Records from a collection
◆ ◆ ◆ ◆ ◆
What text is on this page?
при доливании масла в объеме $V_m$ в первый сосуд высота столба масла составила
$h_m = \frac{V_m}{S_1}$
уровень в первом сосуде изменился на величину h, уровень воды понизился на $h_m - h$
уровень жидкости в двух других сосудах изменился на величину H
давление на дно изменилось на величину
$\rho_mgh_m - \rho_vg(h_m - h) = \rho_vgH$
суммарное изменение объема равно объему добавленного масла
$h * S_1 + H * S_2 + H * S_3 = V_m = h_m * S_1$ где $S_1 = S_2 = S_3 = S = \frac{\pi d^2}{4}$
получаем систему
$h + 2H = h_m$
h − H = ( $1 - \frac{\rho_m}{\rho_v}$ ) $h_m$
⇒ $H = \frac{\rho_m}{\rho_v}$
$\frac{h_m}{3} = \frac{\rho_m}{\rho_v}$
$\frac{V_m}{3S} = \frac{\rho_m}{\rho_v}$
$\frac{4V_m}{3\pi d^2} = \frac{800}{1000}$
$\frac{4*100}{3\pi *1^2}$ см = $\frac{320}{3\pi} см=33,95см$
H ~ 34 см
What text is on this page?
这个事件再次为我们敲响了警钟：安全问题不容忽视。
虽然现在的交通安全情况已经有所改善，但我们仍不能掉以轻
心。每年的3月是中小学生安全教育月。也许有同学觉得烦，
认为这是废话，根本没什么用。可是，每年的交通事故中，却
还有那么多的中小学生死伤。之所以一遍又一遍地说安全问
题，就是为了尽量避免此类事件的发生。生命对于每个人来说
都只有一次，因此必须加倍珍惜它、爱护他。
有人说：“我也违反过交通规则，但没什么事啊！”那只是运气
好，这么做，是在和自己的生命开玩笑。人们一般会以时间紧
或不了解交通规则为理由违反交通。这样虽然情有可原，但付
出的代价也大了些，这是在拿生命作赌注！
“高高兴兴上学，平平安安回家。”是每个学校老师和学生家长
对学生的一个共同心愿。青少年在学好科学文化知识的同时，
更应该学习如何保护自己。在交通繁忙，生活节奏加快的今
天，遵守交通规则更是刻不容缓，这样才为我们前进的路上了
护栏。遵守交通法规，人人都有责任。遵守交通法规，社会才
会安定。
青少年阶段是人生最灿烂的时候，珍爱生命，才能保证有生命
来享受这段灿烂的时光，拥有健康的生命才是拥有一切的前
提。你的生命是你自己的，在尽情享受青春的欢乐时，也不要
◆ ◆ ◆ ◆ ◆
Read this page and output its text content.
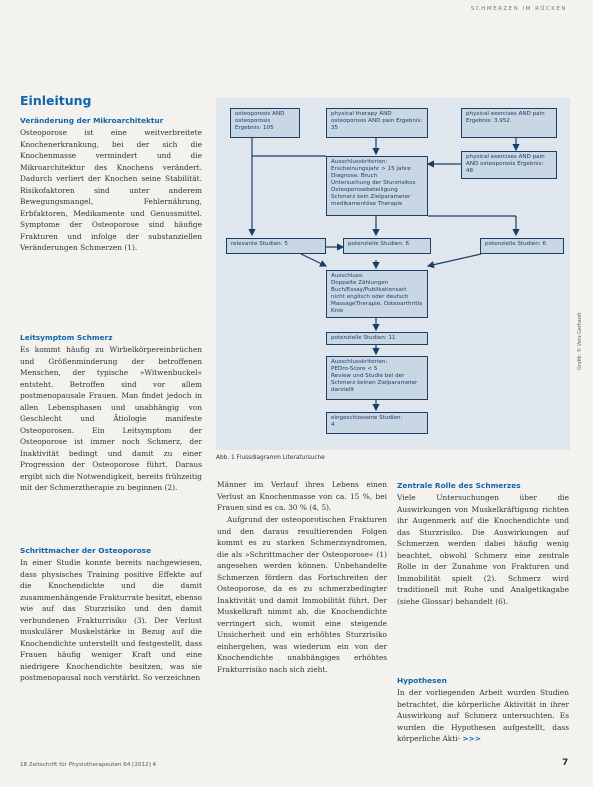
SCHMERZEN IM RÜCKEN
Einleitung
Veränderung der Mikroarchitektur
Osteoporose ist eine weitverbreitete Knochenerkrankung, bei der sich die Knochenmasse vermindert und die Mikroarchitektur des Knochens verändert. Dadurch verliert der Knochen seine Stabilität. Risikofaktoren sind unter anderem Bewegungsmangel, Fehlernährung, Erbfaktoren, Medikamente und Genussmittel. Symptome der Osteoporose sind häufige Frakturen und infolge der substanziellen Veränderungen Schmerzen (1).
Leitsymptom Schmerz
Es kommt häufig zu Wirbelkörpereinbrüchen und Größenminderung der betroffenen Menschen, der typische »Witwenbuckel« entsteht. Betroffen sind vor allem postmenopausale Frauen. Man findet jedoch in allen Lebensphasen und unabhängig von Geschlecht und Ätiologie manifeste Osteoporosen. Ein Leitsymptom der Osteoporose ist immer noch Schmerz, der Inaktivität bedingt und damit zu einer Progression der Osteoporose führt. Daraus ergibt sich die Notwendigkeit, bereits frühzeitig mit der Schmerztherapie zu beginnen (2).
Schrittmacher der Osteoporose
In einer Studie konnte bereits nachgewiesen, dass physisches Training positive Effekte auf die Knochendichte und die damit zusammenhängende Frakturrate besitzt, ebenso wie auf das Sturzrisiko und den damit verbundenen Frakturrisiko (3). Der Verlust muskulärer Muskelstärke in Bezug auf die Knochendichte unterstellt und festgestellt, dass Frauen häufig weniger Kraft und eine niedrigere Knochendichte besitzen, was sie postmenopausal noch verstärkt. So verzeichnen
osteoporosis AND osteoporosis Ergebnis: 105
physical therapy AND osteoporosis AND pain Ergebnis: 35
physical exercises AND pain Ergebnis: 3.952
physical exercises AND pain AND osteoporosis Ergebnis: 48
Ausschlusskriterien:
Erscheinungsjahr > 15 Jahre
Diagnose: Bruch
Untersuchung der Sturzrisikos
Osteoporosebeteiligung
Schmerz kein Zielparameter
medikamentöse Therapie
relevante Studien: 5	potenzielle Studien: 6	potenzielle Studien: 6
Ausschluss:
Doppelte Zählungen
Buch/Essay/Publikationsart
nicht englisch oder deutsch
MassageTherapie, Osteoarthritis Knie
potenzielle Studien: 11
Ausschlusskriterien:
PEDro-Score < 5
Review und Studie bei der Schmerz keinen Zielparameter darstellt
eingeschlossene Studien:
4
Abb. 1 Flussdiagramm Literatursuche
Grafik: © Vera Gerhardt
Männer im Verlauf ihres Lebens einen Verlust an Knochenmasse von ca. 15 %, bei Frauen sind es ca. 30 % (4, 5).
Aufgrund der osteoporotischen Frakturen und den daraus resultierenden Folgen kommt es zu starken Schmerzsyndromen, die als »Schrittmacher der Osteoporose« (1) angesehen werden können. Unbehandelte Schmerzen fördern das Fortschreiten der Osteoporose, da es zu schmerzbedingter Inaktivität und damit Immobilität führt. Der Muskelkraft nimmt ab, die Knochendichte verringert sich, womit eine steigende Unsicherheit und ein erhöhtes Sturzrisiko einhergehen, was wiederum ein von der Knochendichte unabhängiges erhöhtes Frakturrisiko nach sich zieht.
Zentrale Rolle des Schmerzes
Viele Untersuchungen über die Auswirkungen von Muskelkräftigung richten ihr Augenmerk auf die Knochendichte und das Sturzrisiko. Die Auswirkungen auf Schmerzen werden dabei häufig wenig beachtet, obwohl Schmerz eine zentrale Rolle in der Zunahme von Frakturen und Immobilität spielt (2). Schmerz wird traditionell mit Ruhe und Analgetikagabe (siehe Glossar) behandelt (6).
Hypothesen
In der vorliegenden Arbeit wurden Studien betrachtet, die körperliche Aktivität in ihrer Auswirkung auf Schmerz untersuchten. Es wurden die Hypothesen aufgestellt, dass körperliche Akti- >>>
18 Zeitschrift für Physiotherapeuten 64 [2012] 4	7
◆ ◆ ◆ ◆ ◆
• **GOAL**:
Reproduce each line of the entries in which the word "Studien" is found.

• **THE COMPLETED TASK**:
relevante Studien: 5	potenzielle Studien: 6	potenzielle Studien: 6
potenzielle Studien: 11
eingeschlossene Studien:
In der vorliegenden Arbeit wurden Studien betrachtet, die körperliche Aktivität in ihrer Auswirkung auf Schmerz untersuchten. Es wurden die Hypothesen aufgestellt, dass körperliche Akti- >>>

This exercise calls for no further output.